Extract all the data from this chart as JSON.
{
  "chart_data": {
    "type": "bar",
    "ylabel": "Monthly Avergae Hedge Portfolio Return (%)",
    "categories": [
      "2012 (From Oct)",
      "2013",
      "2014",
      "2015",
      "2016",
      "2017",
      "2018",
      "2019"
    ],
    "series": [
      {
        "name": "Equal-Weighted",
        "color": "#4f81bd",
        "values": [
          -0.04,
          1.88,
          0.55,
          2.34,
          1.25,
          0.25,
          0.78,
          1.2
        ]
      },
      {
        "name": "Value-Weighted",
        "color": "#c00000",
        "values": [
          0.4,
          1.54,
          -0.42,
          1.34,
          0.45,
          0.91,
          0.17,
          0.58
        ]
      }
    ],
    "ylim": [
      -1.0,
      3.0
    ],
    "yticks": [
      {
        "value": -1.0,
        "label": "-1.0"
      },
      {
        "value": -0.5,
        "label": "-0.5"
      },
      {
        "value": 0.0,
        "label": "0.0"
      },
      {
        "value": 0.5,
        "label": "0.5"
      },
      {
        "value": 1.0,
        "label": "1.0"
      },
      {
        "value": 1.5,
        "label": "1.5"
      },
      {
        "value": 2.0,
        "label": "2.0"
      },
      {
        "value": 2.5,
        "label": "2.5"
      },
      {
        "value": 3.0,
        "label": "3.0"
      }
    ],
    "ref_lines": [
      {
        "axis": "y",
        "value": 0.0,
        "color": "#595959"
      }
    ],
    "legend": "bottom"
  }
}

***

Review the preceding data and report every line that includes the string "color".

        "color": "#4f81bd",
        "color": "#c00000",
        "color": "#595959"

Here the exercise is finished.